DATA =
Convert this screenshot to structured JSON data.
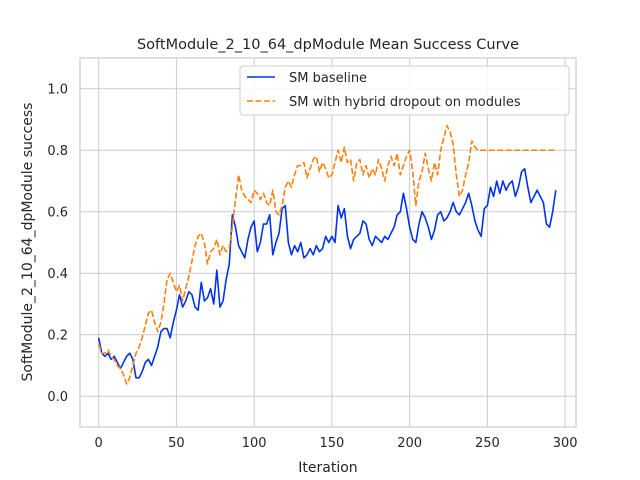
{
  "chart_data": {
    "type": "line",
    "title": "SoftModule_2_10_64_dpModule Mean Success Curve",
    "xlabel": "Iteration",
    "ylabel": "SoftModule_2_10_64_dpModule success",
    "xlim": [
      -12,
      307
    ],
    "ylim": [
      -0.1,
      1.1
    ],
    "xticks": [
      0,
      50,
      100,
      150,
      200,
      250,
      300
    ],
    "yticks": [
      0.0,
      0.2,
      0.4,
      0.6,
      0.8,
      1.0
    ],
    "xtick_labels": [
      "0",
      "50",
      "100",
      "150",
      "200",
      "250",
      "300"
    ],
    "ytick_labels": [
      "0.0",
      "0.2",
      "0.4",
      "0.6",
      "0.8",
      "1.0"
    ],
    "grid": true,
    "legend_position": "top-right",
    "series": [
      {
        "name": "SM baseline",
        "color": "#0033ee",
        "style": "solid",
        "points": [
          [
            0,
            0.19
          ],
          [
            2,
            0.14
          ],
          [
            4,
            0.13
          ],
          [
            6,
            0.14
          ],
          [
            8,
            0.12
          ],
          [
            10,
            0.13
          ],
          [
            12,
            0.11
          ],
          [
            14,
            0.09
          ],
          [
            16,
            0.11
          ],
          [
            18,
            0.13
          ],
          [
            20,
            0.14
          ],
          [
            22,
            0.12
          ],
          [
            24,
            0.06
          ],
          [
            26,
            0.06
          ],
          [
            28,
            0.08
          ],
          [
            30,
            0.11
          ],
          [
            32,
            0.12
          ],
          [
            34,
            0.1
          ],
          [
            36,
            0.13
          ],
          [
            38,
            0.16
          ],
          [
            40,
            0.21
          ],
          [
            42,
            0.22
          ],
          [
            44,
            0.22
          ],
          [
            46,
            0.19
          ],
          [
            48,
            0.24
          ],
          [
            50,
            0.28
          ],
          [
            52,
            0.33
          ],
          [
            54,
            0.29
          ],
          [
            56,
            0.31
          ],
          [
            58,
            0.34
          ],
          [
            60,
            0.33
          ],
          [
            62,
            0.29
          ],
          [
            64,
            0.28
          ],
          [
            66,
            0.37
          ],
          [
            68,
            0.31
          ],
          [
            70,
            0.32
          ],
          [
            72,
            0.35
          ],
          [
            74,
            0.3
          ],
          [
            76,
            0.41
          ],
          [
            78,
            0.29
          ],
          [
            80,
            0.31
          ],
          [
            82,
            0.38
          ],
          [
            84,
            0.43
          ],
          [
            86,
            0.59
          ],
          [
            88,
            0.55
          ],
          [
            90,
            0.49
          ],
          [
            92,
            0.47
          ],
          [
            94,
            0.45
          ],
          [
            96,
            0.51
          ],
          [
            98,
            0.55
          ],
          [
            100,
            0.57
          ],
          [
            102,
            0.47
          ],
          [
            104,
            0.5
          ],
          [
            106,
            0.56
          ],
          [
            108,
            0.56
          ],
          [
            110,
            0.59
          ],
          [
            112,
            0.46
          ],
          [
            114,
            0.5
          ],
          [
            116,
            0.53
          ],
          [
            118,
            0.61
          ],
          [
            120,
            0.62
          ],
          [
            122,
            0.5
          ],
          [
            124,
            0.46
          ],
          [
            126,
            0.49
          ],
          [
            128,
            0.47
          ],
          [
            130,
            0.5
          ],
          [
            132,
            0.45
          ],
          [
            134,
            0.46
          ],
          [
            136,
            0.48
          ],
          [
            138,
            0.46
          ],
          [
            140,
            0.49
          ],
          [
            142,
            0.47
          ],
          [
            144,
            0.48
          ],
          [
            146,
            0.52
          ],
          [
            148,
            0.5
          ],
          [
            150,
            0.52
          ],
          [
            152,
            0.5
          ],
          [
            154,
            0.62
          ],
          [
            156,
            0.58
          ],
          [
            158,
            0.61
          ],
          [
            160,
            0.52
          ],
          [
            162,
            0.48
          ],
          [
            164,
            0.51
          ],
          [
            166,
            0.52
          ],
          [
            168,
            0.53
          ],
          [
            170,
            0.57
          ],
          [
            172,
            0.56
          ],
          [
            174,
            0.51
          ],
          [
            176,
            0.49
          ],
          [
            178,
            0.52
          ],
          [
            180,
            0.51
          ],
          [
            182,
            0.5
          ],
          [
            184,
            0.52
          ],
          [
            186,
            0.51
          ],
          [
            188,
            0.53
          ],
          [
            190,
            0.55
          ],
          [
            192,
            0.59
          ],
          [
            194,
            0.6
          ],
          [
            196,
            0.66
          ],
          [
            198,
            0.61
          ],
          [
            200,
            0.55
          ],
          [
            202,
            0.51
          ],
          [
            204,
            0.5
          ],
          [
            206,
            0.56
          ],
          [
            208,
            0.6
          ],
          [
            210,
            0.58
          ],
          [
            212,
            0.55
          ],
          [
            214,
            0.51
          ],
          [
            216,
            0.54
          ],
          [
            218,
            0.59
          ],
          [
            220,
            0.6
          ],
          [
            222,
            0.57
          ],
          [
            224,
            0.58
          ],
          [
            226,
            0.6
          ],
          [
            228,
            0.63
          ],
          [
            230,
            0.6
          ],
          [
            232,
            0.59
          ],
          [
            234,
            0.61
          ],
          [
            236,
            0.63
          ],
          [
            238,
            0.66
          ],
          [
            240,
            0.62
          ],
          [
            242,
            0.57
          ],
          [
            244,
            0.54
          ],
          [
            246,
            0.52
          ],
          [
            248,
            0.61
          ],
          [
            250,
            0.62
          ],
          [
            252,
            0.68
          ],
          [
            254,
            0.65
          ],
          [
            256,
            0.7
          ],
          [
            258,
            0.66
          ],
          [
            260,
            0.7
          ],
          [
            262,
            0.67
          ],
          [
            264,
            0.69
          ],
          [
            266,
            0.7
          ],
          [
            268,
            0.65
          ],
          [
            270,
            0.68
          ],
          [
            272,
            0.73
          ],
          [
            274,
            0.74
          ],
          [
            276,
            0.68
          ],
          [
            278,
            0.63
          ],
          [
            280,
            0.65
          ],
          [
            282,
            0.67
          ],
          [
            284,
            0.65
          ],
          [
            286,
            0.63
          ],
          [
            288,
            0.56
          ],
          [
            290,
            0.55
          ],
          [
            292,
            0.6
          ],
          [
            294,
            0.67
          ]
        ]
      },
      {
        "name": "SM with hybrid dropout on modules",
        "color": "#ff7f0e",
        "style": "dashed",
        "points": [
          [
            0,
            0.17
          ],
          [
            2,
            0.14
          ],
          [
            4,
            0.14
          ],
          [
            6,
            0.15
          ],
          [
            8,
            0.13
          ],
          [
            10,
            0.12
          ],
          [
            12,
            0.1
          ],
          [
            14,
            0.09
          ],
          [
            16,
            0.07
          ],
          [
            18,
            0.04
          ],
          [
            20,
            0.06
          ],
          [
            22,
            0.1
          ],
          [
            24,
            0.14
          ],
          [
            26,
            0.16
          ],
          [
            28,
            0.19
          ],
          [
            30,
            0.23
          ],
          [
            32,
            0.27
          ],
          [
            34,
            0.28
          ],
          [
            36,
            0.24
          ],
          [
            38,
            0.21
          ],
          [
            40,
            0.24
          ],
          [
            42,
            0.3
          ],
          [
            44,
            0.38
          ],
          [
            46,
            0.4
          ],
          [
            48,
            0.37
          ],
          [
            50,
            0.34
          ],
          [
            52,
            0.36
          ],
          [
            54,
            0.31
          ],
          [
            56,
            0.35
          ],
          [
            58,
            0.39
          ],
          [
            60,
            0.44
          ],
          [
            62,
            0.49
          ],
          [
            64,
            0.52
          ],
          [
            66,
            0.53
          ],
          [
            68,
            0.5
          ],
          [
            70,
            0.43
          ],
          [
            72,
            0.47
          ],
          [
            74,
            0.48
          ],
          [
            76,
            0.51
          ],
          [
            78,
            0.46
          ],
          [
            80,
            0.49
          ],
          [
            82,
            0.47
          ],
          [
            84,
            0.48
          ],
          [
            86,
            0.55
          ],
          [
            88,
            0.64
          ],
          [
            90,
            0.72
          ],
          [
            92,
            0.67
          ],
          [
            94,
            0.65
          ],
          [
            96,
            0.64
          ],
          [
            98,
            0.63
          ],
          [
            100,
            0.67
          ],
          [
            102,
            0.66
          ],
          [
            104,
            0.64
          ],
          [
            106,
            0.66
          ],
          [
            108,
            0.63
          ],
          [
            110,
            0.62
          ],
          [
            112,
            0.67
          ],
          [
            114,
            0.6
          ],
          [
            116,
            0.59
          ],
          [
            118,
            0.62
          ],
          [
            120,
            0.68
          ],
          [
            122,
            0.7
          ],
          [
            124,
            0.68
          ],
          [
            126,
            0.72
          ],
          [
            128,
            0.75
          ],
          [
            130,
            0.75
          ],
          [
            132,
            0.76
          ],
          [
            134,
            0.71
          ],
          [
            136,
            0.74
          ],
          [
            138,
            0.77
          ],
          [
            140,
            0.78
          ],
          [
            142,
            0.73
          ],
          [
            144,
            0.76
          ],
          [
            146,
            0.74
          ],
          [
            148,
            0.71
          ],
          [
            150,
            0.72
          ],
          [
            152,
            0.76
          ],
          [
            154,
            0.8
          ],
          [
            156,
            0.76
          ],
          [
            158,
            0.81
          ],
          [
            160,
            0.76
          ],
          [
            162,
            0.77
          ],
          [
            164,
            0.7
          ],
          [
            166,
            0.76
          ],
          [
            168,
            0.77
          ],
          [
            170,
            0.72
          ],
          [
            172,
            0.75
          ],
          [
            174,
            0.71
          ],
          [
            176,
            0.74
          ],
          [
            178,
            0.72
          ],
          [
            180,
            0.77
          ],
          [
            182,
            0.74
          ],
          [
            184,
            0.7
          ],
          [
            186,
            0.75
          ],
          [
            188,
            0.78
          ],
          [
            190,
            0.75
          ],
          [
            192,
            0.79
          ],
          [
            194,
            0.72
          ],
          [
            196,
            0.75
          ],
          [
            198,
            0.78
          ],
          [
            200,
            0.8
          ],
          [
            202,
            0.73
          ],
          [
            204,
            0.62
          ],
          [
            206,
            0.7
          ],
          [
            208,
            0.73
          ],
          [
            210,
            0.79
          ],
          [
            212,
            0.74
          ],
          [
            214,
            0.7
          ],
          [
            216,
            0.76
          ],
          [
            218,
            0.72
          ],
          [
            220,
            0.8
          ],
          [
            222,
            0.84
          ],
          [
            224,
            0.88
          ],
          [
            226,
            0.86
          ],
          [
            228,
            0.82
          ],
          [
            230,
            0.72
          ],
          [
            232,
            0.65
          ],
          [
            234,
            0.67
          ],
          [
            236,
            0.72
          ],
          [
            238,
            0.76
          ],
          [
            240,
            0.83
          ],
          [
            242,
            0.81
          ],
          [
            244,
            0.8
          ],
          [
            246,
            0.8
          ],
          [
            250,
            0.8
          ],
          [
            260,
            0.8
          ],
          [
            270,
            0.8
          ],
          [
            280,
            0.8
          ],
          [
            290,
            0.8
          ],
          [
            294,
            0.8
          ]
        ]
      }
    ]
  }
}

STATED TASK = Keep only the lines that hold the string "name", and copy them out.

CORRECT RESPONSE =
        "name": "SM baseline",
        "name": "SM with hybrid dropout on modules",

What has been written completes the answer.